To be done: Translate this sentence from the text on darkening a baby's room into Spanish: "Rock star Rod Stewart even hires staff expressly to darken his hotel room so that he can get his best sleep!"

Text block:
○ ○ ○ ○

• Angela Knappenberger

Make baby's room DARK!

Throughout human history, darkness and sleep have gone together like PB&J.  However, if you’re trying to sleep, how dark is dark enough?  You might be surprised to learn that turning the lights off and drawing the curtains might not, and in fact probably won’t, make the grade.  In today’s world, many people live in a “city that never sleeps.”  Even in the most remote areas of rural America, street lamps are lighting the back roads and sabotaging the sleep of all who live within sight of them.  Humankind has not slept in complete darkness since the ancient nights of the Roman Empire and the Middle Ages when fires were laborious to light artificial light like candles and oil lamps were expensive and scarce.  

So what is it about the light that keeps us awake when we’re trying so hard to catch our forty winks of sleep?  In the presence of light, the absorption of the ‘sleepy hormone’ Melatonin is blocked making it harder to fall asleep and even stay asleep.  

The concept of the “ancient dark” we all chase without knowing it is not unheard of in our modern day.  Rock star Rod Stewart even hires staff expressly to darken his hotel room so that he can get his best sleep!  It may sound ludicrous to us, but he obviously knows that sleeping in the embrace of the “ancient dark” effect makes a difference.

○ ○ ○ ○

Records provided:
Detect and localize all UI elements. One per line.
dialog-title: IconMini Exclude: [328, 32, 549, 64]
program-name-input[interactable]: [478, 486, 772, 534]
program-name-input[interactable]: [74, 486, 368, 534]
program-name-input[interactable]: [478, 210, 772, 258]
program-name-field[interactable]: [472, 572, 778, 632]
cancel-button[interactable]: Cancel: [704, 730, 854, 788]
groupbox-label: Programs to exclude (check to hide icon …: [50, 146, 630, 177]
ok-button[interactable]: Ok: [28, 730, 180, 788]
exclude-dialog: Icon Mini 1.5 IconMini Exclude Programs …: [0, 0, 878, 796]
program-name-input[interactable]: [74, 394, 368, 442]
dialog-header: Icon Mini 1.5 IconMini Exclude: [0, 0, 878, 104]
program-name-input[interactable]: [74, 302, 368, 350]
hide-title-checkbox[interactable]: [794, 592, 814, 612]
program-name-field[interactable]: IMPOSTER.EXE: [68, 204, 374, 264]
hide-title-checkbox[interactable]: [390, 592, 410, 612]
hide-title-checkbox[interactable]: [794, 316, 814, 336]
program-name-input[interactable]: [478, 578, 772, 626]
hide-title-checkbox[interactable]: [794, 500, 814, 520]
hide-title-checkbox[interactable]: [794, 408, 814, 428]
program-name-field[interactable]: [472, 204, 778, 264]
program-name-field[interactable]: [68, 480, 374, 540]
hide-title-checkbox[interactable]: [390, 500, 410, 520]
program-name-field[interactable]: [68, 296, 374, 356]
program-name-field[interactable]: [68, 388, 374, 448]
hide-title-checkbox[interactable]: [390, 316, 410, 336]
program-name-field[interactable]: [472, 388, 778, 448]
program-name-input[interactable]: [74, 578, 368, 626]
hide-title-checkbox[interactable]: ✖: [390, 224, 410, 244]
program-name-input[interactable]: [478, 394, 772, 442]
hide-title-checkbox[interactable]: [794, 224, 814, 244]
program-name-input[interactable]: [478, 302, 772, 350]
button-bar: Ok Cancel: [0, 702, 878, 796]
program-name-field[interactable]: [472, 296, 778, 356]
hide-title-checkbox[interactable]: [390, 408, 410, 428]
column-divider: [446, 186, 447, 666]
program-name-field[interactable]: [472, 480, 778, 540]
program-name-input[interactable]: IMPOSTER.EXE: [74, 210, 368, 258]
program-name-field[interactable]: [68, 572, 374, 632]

○ ○ ○ ○

Written response: ¡La estrella de rock Rod Stewart incluso contrata personal expresamente para oscurecer su habitación de hotel y así poder dormir lo mejor posible!